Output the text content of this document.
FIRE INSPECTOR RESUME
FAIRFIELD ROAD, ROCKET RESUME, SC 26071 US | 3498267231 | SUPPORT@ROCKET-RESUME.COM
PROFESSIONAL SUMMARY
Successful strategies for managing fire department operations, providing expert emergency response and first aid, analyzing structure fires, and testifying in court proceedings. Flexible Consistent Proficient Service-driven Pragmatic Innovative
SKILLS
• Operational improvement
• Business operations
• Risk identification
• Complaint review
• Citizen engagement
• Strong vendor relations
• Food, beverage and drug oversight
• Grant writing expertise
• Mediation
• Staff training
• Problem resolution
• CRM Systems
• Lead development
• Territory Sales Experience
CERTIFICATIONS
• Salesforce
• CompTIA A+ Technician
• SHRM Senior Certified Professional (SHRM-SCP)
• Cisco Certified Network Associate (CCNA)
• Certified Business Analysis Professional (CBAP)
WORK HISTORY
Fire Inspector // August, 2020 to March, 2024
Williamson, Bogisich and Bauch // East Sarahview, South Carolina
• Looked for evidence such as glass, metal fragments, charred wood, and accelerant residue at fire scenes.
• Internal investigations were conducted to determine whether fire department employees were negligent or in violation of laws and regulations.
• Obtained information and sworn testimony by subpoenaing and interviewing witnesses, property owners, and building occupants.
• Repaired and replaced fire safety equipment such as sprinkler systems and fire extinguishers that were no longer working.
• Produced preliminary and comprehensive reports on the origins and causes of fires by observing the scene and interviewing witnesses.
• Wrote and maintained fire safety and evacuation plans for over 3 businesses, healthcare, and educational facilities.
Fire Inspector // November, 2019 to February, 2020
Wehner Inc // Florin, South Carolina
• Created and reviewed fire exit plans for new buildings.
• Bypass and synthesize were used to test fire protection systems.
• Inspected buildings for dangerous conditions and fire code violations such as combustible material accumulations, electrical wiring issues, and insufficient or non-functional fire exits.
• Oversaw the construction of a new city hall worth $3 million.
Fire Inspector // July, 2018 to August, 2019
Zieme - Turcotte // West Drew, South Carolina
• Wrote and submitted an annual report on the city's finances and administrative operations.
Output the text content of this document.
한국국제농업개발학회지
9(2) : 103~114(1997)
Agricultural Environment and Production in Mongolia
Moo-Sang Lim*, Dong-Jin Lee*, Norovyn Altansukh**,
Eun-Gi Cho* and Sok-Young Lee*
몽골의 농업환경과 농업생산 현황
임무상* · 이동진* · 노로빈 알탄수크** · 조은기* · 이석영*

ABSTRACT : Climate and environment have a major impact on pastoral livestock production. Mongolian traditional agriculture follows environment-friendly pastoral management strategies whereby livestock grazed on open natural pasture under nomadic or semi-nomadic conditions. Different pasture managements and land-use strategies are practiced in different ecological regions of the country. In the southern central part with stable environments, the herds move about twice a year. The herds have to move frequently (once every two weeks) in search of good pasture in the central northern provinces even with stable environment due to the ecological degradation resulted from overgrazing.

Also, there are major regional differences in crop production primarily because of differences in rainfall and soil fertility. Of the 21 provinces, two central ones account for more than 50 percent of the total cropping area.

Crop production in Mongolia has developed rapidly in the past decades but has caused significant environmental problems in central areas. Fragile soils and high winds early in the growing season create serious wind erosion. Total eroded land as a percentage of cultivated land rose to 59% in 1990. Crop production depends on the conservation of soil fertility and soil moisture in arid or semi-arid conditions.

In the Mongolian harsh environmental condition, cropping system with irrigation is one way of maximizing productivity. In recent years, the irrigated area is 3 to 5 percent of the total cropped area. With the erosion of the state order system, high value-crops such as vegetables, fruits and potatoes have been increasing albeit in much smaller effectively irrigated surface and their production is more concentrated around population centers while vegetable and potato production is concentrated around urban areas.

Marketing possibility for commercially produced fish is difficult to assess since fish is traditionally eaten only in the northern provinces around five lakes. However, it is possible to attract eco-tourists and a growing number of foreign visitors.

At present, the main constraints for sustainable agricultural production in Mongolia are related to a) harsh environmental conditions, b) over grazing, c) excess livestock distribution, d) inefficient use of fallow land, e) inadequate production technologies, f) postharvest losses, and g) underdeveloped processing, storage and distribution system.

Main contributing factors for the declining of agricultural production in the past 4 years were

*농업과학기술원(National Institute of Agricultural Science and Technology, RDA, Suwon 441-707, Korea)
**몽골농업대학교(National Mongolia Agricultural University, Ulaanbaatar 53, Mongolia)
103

▶ _Task statement_
Copy out each record, keeping every word as it is.

▶ _The response_
Output the text content of this document.
FIRE INSPECTOR RESUME
FAIRFIELD ROAD, ROCKET RESUME, SC 26071 US | 3498267231 | SUPPORT@ROCKET-RESUME.COM
PROFESSIONAL SUMMARY
Successful strategies for managing fire department operations, providing expert emergency response and first aid, analyzing structure fires, and testifying in court proceedings. Flexible Consistent Proficient Service-driven Pragmatic Innovative
SKILLS
• Operational improvement
• Business operations
• Risk identification
• Complaint review
• Citizen engagement
• Strong vendor relations
• Food, beverage and drug oversight
• Grant writing expertise
• Mediation
• Staff training
• Problem resolution
• CRM Systems
• Lead development
• Territory Sales Experience
CERTIFICATIONS
• Salesforce
• CompTIA A+ Technician
• SHRM Senior Certified Professional (SHRM-SCP)
• Cisco Certified Network Associate (CCNA)
• Certified Business Analysis Professional (CBAP)
WORK HISTORY
Fire Inspector // August, 2020 to March, 2024
Williamson, Bogisich and Bauch // East Sarahview, South Carolina
• Looked for evidence such as glass, metal fragments, charred wood, and accelerant residue at fire scenes.
• Internal investigations were conducted to determine whether fire department employees were negligent or in violation of laws and regulations.
• Obtained information and sworn testimony by subpoenaing and interviewing witnesses, property owners, and building occupants.
• Repaired and replaced fire safety equipment such as sprinkler systems and fire extinguishers that were no longer working.
• Produced preliminary and comprehensive reports on the origins and causes of fires by observing the scene and interviewing witnesses.
• Wrote and maintained fire safety and evacuation plans for over 3 businesses, healthcare, and educational facilities.
Fire Inspector // November, 2019 to February, 2020
Wehner Inc // Florin, South Carolina
• Created and reviewed fire exit plans for new buildings.
• Bypass and synthesize were used to test fire protection systems.
• Inspected buildings for dangerous conditions and fire code violations such as combustible material accumulations, electrical wiring issues, and insufficient or non-functional fire exits.
• Oversaw the construction of a new city hall worth $3 million.
Fire Inspector // July, 2018 to August, 2019
Zieme - Turcotte // West Drew, South Carolina
• Wrote and submitted an annual report on the city's finances and administrative operations.
Output the text content of this document.
한국국제농업개발학회지
9(2) : 103~114(1997)
Agricultural Environment and Production in Mongolia
Moo-Sang Lim*, Dong-Jin Lee*, Norovyn Altansukh**,
Eun-Gi Cho* and Sok-Young Lee*
몽골의 농업환경과 농업생산 현황
임무상* · 이동진* · 노로빈 알탄수크** · 조은기* · 이석영*

ABSTRACT : Climate and environment have a major impact on pastoral livestock production. Mongolian traditional agriculture follows environment-friendly pastoral management strategies whereby livestock grazed on open natural pasture under nomadic or semi-nomadic conditions. Different pasture managements and land-use strategies are practiced in different ecological regions of the country. In the southern central part with stable environments, the herds move about twice a year. The herds have to move frequently (once every two weeks) in search of good pasture in the central northern provinces even with stable environment due to the ecological degradation resulted from overgrazing.

Also, there are major regional differences in crop production primarily because of differences in rainfall and soil fertility. Of the 21 provinces, two central ones account for more than 50 percent of the total cropping area.

Crop production in Mongolia has developed rapidly in the past decades but has caused significant environmental problems in central areas. Fragile soils and high winds early in the growing season create serious wind erosion. Total eroded land as a percentage of cultivated land rose to 59% in 1990. Crop production depends on the conservation of soil fertility and soil moisture in arid or semi-arid conditions.

In the Mongolian harsh environmental condition, cropping system with irrigation is one way of maximizing productivity. In recent years, the irrigated area is 3 to 5 percent of the total cropped area. With the erosion of the state order system, high value-crops such as vegetables, fruits and potatoes have been increasing albeit in much smaller effectively irrigated surface and their production is more concentrated around population centers while vegetable and potato production is concentrated around urban areas.

Marketing possibility for commercially produced fish is difficult to assess since fish is traditionally eaten only in the northern provinces around five lakes. However, it is possible to attract eco-tourists and a growing number of foreign visitors.

At present, the main constraints for sustainable agricultural production in Mongolia are related to a) harsh environmental conditions, b) over grazing, c) excess livestock distribution, d) inefficient use of fallow land, e) inadequate production technologies, f) postharvest losses, and g) underdeveloped processing, storage and distribution system.

Main contributing factors for the declining of agricultural production in the past 4 years were

*농업과학기술원(National Institute of Agricultural Science and Technology, RDA, Suwon 441-707, Korea)
**몽골농업대학교(National Mongolia Agricultural University, Ulaanbaatar 53, Mongolia)
103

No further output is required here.